-- Start of AVAILABLE DATA --
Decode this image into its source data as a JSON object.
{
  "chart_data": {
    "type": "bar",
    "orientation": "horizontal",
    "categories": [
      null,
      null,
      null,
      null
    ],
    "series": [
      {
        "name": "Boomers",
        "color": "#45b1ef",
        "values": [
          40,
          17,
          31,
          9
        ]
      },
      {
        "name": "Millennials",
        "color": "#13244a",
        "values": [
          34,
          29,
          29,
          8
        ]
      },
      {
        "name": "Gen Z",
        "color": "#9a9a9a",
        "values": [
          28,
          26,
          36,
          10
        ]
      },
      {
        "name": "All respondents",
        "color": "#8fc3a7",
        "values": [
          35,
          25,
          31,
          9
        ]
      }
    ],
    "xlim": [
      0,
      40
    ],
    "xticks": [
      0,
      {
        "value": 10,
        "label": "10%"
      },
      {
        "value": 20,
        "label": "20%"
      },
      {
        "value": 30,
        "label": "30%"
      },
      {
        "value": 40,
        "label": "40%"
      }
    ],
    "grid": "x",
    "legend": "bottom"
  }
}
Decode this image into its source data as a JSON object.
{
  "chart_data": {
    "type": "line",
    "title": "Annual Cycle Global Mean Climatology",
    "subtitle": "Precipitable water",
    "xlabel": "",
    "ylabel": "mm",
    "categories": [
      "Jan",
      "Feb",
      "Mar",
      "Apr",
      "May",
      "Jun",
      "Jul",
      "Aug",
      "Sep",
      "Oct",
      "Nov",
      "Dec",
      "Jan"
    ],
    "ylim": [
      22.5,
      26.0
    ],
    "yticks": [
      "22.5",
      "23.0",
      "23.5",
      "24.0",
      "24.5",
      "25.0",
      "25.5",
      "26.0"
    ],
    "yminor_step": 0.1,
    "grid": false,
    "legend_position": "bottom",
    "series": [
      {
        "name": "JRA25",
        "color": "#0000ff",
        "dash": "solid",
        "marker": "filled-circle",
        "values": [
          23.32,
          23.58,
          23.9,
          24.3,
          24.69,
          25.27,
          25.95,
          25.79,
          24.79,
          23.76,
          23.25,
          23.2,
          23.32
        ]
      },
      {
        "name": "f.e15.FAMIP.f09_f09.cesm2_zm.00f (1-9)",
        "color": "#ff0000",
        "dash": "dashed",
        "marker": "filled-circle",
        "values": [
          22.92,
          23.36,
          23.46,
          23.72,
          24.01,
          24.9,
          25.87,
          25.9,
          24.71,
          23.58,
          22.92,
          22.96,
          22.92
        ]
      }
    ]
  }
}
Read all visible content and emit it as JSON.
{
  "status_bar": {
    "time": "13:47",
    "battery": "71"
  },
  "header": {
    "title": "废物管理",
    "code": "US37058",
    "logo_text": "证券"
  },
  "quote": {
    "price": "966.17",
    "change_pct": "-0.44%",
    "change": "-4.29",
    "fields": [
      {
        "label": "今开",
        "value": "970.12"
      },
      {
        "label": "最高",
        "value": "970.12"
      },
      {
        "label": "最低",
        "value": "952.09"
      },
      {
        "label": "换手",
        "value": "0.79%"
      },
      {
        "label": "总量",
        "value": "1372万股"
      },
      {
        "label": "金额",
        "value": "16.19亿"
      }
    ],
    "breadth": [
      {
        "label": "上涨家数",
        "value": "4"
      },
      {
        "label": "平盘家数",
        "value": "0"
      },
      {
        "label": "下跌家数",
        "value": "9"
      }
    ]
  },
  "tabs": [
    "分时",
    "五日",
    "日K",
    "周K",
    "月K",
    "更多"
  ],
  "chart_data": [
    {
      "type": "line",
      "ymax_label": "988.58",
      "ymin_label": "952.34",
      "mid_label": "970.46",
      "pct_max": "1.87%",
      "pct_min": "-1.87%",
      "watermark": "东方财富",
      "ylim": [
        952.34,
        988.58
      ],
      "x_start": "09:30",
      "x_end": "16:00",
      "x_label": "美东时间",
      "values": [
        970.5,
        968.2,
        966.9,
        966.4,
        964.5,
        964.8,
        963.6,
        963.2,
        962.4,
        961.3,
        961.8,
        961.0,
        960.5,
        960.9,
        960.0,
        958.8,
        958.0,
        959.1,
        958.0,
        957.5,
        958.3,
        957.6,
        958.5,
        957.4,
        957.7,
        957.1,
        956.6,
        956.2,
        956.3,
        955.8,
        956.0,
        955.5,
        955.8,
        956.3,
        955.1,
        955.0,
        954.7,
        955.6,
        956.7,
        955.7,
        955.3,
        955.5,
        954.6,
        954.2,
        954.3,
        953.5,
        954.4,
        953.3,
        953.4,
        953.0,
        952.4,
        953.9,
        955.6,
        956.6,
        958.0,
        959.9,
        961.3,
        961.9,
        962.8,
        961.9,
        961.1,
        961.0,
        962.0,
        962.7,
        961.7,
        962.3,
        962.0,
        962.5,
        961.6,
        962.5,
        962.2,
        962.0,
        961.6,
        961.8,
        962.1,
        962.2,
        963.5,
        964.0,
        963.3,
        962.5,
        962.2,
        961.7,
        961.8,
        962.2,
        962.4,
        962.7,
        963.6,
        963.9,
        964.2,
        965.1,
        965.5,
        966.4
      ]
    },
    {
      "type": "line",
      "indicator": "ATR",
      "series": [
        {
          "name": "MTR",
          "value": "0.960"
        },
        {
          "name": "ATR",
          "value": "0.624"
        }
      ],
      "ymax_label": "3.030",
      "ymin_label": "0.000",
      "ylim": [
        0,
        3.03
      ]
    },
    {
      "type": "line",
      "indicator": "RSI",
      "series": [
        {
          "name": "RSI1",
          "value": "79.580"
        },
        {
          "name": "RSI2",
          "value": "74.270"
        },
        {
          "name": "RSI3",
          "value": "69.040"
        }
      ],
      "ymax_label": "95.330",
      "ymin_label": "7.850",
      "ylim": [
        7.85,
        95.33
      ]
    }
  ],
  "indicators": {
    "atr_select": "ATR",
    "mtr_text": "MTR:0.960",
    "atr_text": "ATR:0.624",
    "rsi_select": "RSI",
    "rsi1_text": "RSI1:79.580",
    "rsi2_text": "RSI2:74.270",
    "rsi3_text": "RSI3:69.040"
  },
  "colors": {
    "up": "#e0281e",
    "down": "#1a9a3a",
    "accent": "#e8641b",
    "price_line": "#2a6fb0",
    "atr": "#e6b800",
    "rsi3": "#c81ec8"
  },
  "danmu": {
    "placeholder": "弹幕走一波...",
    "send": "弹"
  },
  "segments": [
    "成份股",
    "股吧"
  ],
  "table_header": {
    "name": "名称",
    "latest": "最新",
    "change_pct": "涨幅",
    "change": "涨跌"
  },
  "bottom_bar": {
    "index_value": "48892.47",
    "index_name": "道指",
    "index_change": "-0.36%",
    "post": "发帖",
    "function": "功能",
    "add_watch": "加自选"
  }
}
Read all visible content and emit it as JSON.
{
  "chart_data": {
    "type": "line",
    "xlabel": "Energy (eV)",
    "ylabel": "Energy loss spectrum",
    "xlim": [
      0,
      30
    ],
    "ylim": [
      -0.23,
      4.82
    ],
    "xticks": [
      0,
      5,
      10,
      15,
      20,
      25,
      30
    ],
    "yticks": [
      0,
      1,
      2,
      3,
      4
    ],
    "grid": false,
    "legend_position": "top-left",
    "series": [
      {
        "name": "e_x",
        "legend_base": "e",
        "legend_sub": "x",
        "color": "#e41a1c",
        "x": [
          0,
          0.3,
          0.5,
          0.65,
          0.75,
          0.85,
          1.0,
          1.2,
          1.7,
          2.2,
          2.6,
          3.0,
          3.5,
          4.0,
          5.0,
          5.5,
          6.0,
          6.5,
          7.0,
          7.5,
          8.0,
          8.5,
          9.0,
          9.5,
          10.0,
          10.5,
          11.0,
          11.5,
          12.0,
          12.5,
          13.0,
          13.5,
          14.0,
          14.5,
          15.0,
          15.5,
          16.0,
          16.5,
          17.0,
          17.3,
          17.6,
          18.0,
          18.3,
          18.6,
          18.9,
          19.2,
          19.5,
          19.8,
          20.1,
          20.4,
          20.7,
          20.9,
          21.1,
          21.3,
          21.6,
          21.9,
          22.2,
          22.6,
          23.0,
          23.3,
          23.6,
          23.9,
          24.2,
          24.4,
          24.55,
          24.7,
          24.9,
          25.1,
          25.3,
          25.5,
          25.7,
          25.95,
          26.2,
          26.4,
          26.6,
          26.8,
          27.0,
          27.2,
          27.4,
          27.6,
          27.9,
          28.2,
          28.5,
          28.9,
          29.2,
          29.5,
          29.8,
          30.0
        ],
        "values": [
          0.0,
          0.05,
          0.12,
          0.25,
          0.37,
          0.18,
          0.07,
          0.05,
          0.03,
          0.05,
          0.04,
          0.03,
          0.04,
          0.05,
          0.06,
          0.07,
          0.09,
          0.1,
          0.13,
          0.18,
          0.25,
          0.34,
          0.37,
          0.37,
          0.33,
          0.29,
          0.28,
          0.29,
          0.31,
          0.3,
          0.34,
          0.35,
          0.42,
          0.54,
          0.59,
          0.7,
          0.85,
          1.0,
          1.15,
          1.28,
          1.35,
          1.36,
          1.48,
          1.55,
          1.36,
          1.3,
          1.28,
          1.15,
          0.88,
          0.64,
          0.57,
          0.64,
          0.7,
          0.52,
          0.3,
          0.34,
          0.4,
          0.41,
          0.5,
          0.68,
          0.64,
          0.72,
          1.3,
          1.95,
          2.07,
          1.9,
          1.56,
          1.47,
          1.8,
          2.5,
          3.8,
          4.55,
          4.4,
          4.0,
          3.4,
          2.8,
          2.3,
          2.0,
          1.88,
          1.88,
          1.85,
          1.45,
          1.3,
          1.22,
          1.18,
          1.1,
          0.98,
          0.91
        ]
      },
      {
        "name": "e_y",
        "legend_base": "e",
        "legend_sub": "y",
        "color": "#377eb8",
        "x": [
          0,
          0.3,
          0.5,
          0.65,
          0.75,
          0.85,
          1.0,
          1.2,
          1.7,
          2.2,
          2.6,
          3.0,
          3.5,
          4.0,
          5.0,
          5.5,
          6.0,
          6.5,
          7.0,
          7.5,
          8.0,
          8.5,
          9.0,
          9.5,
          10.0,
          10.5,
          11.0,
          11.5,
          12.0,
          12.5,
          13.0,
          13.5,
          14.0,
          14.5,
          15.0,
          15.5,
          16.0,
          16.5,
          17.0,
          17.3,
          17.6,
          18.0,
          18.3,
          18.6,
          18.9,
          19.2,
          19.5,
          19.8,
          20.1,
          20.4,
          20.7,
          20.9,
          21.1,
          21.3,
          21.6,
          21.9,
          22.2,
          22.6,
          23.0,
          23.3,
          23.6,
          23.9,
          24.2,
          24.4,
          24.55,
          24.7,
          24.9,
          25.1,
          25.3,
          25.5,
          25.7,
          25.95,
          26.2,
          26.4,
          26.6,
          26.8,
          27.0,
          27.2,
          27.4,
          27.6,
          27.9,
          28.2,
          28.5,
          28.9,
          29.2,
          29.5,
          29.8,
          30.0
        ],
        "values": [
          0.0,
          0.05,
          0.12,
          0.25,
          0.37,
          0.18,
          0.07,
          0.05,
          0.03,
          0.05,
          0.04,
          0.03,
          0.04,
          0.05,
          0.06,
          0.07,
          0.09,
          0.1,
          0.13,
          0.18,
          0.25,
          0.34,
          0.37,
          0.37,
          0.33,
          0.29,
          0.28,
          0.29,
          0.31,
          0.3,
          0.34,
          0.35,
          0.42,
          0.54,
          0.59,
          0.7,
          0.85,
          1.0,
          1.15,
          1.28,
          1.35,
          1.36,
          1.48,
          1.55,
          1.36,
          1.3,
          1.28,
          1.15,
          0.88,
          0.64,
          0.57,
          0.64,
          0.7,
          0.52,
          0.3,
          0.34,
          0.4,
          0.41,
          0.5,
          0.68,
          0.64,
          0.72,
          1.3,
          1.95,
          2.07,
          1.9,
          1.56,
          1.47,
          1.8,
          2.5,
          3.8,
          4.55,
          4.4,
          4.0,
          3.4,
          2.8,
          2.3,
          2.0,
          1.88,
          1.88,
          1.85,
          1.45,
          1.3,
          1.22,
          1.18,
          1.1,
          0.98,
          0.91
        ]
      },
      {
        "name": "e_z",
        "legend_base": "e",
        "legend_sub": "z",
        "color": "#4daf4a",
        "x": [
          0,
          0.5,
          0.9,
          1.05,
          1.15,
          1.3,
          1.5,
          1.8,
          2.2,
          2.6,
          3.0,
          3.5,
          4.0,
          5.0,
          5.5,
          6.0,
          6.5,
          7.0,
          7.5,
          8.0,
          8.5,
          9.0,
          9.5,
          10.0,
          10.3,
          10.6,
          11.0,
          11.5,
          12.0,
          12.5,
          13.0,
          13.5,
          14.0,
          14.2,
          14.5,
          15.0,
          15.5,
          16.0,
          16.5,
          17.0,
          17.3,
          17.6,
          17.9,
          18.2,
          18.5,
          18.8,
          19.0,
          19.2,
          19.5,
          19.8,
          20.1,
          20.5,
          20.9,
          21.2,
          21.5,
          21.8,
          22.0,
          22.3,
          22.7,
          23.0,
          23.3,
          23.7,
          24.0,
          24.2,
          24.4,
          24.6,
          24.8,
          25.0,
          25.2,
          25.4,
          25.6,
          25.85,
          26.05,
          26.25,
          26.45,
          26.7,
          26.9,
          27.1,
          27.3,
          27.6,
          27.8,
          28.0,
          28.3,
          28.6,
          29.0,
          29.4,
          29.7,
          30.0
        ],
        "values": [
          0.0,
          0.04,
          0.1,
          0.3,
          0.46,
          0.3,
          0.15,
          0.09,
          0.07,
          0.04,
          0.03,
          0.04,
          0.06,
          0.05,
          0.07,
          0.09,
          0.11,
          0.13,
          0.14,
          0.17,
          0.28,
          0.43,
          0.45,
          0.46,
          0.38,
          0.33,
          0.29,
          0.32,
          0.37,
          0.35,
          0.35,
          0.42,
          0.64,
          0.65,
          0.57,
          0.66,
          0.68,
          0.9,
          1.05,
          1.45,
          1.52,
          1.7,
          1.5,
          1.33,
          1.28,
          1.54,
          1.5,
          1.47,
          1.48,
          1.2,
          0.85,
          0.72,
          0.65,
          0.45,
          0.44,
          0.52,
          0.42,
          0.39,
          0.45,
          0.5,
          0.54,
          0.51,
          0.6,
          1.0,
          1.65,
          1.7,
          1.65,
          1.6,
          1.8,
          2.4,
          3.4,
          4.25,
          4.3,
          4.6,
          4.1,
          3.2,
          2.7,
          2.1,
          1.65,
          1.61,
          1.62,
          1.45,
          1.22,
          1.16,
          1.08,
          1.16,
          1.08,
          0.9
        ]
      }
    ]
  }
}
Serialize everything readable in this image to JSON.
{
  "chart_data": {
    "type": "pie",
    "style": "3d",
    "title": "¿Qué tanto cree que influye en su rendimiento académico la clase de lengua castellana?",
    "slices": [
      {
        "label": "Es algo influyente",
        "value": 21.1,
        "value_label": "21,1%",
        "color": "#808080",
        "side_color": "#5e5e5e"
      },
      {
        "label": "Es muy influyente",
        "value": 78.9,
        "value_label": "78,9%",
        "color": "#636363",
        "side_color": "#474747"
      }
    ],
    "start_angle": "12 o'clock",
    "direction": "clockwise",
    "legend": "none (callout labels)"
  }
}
-- End of AVAILABLE DATA --
TASK DIRECTIONS: Copy out each line of the data containing the string "ylabel".

OUTPUT OF THE EXERCISE:
    "ylabel": "mm",
    "ylabel": "Energy loss spectrum",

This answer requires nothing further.